--- Task inputs ---
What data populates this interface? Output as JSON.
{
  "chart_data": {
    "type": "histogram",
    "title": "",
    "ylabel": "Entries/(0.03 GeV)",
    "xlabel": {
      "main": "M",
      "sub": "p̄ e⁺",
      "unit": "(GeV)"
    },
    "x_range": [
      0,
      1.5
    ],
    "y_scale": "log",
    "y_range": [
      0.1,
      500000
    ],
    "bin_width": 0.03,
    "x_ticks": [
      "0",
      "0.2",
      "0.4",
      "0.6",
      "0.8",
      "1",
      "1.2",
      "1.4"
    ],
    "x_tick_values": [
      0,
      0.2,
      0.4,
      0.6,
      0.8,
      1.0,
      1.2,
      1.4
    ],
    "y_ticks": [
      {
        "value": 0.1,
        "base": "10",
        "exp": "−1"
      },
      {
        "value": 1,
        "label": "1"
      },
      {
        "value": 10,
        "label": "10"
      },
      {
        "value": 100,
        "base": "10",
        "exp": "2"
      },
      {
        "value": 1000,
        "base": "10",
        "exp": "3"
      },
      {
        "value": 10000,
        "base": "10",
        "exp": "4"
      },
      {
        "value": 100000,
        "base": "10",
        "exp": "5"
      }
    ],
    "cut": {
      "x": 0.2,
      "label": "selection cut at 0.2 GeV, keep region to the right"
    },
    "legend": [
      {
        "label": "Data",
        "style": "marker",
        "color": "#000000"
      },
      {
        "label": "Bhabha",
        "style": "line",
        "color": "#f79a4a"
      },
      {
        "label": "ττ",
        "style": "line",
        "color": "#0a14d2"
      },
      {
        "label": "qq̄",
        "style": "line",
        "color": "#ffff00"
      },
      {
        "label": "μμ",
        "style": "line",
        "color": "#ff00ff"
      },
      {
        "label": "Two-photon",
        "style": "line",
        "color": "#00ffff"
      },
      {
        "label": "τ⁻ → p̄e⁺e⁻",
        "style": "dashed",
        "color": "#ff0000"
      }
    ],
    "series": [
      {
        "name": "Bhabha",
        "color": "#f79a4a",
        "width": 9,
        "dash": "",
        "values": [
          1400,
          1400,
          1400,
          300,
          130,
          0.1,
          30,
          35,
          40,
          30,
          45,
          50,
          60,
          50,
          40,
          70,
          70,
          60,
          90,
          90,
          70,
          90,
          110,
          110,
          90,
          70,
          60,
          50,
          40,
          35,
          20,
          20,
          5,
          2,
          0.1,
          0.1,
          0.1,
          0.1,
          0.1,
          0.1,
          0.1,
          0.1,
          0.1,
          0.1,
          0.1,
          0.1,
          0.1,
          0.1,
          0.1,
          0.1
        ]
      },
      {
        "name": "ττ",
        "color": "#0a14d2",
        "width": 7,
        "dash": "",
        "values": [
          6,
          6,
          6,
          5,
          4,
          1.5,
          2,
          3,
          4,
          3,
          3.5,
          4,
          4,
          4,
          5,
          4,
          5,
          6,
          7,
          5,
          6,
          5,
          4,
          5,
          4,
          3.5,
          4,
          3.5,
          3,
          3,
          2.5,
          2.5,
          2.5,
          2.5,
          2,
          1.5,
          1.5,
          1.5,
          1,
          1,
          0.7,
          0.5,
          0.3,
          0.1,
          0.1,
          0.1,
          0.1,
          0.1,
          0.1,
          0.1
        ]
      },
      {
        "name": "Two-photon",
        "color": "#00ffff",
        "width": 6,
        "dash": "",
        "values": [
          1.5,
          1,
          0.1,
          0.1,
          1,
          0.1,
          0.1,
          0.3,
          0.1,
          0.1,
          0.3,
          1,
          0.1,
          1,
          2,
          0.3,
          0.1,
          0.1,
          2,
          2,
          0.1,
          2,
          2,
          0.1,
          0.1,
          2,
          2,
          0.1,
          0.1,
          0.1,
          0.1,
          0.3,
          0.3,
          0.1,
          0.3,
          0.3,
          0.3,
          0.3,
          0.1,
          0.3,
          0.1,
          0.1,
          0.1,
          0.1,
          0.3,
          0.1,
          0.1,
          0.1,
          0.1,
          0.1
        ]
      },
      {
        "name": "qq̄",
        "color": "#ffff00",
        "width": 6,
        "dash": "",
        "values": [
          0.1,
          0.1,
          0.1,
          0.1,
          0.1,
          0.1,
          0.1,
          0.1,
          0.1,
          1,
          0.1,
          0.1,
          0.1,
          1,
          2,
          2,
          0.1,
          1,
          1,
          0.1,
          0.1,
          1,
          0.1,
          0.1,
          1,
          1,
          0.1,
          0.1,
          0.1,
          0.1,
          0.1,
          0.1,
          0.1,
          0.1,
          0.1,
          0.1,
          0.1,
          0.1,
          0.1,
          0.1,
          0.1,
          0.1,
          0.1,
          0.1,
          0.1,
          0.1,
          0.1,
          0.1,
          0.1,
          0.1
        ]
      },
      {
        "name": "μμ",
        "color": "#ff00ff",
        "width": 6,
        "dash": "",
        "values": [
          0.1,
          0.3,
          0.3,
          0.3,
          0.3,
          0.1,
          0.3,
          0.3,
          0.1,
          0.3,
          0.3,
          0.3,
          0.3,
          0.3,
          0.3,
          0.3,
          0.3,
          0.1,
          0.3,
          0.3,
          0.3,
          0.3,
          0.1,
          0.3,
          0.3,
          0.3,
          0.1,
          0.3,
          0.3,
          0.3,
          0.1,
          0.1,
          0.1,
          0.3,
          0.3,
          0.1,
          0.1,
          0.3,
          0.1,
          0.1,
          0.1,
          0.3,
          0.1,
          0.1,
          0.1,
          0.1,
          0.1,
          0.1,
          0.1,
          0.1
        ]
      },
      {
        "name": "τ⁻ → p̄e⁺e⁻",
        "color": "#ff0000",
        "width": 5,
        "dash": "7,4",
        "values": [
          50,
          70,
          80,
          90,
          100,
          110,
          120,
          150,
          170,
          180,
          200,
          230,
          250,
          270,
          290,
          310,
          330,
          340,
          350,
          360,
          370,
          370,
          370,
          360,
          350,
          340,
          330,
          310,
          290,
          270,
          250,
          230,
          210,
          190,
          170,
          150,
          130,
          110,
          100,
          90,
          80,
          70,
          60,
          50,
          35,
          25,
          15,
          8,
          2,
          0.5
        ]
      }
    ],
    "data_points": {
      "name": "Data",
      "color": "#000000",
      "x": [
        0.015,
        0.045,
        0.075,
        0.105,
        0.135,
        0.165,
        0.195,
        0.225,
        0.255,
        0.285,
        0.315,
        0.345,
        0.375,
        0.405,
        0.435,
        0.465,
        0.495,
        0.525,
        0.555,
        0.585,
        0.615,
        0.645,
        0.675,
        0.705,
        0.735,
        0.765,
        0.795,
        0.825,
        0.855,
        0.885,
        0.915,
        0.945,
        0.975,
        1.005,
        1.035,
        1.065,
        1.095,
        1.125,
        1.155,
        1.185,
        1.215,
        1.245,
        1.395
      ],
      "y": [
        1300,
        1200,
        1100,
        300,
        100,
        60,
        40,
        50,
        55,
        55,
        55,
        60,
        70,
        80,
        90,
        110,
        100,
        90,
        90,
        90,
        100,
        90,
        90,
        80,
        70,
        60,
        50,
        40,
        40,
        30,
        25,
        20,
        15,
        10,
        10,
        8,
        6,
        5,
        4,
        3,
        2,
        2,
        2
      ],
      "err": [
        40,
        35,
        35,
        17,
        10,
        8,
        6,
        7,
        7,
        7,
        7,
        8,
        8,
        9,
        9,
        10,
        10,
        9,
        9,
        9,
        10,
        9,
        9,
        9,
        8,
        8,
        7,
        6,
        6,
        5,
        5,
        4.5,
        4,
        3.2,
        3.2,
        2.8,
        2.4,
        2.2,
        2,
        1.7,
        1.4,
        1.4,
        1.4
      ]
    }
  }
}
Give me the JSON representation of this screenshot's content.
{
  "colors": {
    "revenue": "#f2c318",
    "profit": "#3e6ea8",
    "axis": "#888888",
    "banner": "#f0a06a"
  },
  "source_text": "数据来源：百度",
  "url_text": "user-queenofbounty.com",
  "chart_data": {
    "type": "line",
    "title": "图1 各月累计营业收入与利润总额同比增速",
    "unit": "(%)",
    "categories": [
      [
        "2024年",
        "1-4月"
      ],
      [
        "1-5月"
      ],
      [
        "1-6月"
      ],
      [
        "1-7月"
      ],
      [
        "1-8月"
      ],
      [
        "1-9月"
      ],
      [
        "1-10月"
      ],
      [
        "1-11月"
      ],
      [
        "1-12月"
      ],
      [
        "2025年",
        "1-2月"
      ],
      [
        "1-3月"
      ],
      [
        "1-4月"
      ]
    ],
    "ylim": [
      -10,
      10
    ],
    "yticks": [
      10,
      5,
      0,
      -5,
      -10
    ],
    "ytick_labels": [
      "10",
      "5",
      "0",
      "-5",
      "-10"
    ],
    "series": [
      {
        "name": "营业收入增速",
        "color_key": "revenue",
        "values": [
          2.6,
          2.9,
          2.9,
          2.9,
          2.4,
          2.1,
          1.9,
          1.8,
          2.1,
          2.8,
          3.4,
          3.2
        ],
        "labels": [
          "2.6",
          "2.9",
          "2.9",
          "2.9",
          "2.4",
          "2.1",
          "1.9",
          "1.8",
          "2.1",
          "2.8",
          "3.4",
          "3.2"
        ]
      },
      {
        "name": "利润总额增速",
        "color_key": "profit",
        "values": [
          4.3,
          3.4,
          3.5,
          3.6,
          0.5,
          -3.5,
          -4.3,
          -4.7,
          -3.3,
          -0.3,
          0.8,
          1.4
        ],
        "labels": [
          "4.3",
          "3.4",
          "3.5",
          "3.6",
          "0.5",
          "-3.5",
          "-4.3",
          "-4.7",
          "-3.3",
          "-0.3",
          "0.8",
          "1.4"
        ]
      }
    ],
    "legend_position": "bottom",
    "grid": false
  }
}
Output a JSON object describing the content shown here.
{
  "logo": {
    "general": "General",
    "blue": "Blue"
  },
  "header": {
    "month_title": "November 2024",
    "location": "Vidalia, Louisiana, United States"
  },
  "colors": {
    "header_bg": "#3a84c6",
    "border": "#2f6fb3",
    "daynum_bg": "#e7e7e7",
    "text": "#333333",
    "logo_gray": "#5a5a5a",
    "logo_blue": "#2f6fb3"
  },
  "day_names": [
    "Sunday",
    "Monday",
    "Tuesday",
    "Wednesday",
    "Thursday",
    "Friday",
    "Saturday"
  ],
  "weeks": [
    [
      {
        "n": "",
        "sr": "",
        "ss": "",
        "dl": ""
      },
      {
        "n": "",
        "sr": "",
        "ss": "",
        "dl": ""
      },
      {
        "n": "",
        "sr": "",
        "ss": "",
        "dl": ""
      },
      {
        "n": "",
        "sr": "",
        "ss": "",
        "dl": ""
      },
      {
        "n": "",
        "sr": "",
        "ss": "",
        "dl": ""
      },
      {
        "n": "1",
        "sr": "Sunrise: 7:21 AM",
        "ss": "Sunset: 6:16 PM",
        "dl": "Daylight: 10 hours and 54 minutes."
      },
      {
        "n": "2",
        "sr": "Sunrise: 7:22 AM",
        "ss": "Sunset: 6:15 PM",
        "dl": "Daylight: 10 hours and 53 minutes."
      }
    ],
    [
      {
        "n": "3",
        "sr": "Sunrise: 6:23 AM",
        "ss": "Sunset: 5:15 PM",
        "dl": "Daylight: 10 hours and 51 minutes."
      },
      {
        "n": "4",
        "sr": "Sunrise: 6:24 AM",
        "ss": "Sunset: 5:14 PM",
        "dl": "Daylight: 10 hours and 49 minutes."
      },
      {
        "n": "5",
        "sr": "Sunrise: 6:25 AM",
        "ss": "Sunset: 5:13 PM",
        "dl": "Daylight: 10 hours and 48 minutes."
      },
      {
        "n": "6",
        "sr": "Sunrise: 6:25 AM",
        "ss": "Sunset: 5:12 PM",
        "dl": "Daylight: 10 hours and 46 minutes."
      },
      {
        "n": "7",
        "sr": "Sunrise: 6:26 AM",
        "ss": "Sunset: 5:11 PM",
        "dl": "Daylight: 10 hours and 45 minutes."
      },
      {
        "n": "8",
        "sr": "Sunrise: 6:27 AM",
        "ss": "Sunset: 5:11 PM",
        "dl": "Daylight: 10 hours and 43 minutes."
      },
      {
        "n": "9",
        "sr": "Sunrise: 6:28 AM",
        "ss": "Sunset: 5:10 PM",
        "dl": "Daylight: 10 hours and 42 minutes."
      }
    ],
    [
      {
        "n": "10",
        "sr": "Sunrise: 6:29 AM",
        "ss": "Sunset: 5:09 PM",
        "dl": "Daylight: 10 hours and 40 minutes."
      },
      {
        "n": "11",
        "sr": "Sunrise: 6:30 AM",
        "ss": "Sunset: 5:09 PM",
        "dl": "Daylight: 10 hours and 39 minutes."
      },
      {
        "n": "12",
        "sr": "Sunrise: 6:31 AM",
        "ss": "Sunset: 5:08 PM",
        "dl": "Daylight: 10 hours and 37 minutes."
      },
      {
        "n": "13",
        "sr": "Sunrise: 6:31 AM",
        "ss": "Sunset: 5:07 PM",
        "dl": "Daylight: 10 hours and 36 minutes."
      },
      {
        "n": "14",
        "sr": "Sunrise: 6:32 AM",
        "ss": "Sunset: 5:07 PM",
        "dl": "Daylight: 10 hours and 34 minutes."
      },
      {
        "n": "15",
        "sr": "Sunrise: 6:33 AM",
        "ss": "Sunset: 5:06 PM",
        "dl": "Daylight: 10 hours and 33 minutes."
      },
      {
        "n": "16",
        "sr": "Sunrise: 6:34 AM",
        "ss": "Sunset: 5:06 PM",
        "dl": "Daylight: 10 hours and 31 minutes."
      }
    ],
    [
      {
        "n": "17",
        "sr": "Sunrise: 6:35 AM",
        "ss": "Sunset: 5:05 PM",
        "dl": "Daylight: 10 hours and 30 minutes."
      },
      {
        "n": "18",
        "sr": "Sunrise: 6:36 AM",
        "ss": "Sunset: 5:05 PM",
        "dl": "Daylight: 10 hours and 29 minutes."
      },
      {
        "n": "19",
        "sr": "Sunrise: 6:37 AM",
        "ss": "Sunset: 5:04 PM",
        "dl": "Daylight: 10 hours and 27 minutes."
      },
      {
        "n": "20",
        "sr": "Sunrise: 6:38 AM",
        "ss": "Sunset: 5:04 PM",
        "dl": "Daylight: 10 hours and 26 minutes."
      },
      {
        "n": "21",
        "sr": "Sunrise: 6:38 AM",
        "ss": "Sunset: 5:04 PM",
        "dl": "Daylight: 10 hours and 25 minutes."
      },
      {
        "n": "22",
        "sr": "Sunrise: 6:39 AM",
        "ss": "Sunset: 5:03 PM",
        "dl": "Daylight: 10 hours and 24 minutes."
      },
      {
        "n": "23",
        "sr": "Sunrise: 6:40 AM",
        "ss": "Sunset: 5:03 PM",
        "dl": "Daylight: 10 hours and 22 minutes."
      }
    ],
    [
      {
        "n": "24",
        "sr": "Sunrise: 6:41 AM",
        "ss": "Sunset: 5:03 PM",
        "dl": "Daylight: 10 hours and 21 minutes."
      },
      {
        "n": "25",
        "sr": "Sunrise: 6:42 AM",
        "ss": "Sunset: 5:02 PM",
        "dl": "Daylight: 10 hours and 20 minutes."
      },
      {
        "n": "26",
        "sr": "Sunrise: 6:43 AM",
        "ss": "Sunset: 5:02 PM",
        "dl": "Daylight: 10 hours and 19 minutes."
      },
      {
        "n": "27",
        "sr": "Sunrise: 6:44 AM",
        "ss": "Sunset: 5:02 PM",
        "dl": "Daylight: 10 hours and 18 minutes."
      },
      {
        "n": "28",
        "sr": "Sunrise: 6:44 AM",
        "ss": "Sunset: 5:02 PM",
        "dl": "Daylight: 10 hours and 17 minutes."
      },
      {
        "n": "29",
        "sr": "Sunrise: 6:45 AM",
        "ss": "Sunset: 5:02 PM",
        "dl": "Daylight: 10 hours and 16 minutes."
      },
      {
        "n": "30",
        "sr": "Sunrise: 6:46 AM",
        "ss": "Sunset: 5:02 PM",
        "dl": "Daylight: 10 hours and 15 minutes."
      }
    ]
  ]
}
---
Task to carry out:
Collect the complete line wherever the string "this" appears in the records.

Task response:
What data populates this interface? Output as JSON.
Give me the JSON representation of this screenshot's content.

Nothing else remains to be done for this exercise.